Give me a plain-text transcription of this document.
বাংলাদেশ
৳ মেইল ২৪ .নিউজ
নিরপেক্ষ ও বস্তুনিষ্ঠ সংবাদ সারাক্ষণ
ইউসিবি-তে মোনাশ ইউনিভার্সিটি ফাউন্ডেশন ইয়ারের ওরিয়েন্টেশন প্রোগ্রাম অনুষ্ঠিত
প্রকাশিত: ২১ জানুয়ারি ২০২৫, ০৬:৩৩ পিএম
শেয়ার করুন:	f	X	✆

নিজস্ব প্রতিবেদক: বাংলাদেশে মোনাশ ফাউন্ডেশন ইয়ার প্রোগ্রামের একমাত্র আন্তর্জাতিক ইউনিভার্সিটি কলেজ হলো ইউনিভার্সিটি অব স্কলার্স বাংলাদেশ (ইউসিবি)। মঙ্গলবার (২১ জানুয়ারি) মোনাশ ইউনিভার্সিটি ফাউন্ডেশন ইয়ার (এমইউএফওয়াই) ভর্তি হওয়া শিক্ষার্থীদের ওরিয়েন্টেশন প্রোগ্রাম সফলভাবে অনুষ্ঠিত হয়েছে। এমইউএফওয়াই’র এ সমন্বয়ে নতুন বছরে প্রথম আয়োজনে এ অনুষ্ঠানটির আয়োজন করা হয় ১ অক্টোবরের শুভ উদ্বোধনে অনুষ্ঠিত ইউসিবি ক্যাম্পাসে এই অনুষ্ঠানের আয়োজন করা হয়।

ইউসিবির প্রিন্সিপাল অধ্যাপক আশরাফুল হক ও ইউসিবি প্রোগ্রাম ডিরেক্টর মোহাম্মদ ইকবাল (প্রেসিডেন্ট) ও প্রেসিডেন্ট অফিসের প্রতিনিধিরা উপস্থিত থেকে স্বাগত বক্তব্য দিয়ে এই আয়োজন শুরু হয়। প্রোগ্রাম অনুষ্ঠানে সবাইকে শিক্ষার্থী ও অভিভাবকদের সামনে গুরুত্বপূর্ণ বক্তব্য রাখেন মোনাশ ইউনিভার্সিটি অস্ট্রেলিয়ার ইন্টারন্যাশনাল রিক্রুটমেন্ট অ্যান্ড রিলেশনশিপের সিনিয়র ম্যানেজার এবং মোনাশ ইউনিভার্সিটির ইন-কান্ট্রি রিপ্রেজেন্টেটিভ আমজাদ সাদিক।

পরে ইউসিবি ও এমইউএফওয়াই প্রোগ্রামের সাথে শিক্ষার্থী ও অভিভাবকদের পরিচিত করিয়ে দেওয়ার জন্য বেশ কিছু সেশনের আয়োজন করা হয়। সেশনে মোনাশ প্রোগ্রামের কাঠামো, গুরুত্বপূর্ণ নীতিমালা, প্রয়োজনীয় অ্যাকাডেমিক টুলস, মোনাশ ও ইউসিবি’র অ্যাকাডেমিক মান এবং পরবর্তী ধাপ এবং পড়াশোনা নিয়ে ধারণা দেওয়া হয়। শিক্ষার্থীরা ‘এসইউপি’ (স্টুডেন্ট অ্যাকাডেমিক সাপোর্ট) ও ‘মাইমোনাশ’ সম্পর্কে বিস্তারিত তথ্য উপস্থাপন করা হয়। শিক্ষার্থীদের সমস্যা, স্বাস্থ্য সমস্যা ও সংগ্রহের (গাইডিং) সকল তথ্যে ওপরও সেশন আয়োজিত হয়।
------------
### Goal
Take the lines above and retype all of them exactly.

### Response below
Give me a plain-text transcription of this document.
বাংলাদেশ
৳ মেইল ২৪ .নিউজ
নিরপেক্ষ ও বস্তুনিষ্ঠ সংবাদ সারাক্ষণ
ইউসিবি-তে মোনাশ ইউনিভার্সিটি ফাউন্ডেশন ইয়ারের ওরিয়েন্টেশন প্রোগ্রাম অনুষ্ঠিত
প্রকাশিত: ২১ জানুয়ারি ২০২৫, ০৬:৩৩ পিএম
শেয়ার করুন:	f	X	✆

নিজস্ব প্রতিবেদক: বাংলাদেশে মোনাশ ফাউন্ডেশন ইয়ার প্রোগ্রামের একমাত্র আন্তর্জাতিক ইউনিভার্সিটি কলেজ হলো ইউনিভার্সিটি অব স্কলার্স বাংলাদেশ (ইউসিবি)। মঙ্গলবার (২১ জানুয়ারি) মোনাশ ইউনিভার্সিটি ফাউন্ডেশন ইয়ার (এমইউএফওয়াই) ভর্তি হওয়া শিক্ষার্থীদের ওরিয়েন্টেশন প্রোগ্রাম সফলভাবে অনুষ্ঠিত হয়েছে। এমইউএফওয়াই’র এ সমন্বয়ে নতুন বছরে প্রথম আয়োজনে এ অনুষ্ঠানটির আয়োজন করা হয় ১ অক্টোবরের শুভ উদ্বোধনে অনুষ্ঠিত ইউসিবি ক্যাম্পাসে এই অনুষ্ঠানের আয়োজন করা হয়।

ইউসিবির প্রিন্সিপাল অধ্যাপক আশরাফুল হক ও ইউসিবি প্রোগ্রাম ডিরেক্টর মোহাম্মদ ইকবাল (প্রেসিডেন্ট) ও প্রেসিডেন্ট অফিসের প্রতিনিধিরা উপস্থিত থেকে স্বাগত বক্তব্য দিয়ে এই আয়োজন শুরু হয়। প্রোগ্রাম অনুষ্ঠানে সবাইকে শিক্ষার্থী ও অভিভাবকদের সামনে গুরুত্বপূর্ণ বক্তব্য রাখেন মোনাশ ইউনিভার্সিটি অস্ট্রেলিয়ার ইন্টারন্যাশনাল রিক্রুটমেন্ট অ্যান্ড রিলেশনশিপের সিনিয়র ম্যানেজার এবং মোনাশ ইউনিভার্সিটির ইন-কান্ট্রি রিপ্রেজেন্টেটিভ আমজাদ সাদিক।

পরে ইউসিবি ও এমইউএফওয়াই প্রোগ্রামের সাথে শিক্ষার্থী ও অভিভাবকদের পরিচিত করিয়ে দেওয়ার জন্য বেশ কিছু সেশনের আয়োজন করা হয়। সেশনে মোনাশ প্রোগ্রামের কাঠামো, গুরুত্বপূর্ণ নীতিমালা, প্রয়োজনীয় অ্যাকাডেমিক টুলস, মোনাশ ও ইউসিবি’র অ্যাকাডেমিক মান এবং পরবর্তী ধাপ এবং পড়াশোনা নিয়ে ধারণা দেওয়া হয়। শিক্ষার্থীরা ‘এসইউপি’ (স্টুডেন্ট অ্যাকাডেমিক সাপোর্ট) ও ‘মাইমোনাশ’ সম্পর্কে বিস্তারিত তথ্য উপস্থাপন করা হয়। শিক্ষার্থীদের সমস্যা, স্বাস্থ্য সমস্যা ও সংগ্রহের (গাইডিং) সকল তথ্যে ওপরও সেশন আয়োজিত হয়।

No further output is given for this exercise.